Exercise aim - Search the data for the string "LIFESTYLE" and extract every line where it appears.

━━ Records to process ━━

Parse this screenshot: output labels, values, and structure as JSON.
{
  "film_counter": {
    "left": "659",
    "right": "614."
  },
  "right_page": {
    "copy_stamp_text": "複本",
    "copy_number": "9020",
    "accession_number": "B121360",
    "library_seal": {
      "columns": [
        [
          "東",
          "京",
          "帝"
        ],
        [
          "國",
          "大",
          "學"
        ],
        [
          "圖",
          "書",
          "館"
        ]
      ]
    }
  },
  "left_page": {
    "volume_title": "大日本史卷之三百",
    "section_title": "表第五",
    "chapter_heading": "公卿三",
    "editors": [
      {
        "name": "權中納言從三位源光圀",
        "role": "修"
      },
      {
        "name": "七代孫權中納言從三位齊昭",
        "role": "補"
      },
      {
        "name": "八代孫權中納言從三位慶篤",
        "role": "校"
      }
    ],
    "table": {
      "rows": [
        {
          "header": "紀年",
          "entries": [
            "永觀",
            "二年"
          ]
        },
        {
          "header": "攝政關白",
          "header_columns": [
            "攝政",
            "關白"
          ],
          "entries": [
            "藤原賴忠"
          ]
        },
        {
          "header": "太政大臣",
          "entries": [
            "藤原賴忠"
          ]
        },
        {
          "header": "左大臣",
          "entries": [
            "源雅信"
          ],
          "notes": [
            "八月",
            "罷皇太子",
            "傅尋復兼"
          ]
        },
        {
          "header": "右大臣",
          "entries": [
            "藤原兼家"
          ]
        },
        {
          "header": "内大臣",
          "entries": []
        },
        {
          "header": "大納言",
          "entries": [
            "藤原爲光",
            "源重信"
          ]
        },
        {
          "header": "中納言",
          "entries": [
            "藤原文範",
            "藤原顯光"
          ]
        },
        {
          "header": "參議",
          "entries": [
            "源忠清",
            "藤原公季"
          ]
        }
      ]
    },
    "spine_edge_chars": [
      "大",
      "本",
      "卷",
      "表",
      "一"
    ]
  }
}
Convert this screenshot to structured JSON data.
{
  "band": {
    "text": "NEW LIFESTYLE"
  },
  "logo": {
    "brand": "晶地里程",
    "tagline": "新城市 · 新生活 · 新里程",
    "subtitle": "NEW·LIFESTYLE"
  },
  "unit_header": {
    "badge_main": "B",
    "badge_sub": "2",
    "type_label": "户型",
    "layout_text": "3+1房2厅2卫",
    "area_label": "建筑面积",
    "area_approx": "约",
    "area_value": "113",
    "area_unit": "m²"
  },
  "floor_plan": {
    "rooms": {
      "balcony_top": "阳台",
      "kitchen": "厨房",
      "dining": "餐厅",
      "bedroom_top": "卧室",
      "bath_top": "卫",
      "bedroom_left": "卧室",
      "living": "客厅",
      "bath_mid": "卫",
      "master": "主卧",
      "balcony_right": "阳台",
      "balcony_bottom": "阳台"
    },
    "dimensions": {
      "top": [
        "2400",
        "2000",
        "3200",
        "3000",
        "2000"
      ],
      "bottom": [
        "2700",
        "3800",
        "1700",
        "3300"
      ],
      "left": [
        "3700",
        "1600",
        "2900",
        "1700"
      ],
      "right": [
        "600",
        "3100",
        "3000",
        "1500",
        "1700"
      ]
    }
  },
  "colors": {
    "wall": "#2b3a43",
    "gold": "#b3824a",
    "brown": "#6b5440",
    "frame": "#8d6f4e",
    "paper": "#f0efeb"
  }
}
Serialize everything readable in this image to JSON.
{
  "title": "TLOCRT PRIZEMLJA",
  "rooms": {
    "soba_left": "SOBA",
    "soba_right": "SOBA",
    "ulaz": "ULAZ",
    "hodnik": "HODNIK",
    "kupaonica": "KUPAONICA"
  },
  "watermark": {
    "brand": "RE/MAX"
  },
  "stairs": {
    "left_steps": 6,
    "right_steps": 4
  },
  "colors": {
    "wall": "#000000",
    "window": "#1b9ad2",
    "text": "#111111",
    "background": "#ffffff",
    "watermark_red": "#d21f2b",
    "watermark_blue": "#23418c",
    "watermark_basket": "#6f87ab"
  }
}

━━━

Task result -
    "text": "NEW LIFESTYLE"
    "subtitle": "NEW·LIFESTYLE"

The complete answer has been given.